**WORK TO DO**
Gather all lines in the data that hold the string "content".

■ ■ ■ ■

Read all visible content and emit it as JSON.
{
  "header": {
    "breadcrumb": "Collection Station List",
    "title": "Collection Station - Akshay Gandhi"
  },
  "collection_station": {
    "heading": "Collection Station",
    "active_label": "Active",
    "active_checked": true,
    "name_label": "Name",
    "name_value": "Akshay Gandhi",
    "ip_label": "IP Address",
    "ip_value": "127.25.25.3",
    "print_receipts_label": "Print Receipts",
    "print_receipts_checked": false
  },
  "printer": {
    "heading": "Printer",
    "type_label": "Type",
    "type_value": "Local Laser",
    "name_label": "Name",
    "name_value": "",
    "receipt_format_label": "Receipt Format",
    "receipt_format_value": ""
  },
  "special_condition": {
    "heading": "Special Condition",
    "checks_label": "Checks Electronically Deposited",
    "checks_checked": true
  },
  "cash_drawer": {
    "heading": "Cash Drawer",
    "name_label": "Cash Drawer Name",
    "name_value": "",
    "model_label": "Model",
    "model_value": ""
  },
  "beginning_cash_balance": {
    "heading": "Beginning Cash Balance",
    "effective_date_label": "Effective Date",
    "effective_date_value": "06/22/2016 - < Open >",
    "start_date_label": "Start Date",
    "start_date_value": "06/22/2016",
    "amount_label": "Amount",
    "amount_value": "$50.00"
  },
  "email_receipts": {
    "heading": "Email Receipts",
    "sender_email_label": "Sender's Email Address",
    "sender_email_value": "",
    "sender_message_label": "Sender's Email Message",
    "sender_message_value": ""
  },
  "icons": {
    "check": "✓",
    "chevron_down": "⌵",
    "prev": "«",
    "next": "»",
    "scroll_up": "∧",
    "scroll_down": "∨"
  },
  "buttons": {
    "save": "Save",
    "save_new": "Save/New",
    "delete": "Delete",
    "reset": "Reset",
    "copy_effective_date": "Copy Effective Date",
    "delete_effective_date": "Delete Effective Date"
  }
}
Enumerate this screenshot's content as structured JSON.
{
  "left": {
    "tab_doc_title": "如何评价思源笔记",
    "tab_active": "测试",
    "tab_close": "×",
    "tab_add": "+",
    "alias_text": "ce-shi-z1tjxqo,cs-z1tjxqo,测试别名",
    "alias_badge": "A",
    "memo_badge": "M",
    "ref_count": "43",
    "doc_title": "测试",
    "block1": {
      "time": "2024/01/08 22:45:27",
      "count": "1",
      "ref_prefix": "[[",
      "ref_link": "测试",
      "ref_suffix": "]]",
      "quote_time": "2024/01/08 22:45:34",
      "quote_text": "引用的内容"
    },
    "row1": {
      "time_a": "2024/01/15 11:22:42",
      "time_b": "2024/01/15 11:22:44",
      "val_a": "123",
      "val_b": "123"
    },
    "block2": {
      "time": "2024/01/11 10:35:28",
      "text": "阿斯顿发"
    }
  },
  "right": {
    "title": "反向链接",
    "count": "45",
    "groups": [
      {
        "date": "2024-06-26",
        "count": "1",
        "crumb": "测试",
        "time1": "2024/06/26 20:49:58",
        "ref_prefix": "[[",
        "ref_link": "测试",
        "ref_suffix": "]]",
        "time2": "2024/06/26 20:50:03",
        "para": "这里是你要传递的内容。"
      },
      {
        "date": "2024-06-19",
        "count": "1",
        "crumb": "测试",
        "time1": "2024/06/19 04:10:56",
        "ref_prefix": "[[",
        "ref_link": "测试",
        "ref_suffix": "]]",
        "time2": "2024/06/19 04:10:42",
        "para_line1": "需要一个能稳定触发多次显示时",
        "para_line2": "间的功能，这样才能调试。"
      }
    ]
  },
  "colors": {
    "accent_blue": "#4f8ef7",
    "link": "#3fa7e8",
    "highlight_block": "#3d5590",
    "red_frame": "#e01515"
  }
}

■ ■ ■ ■

**SOLUTION**
Read all visible content and emit it as JSON.
Enumerate this screenshot's content as structured JSON.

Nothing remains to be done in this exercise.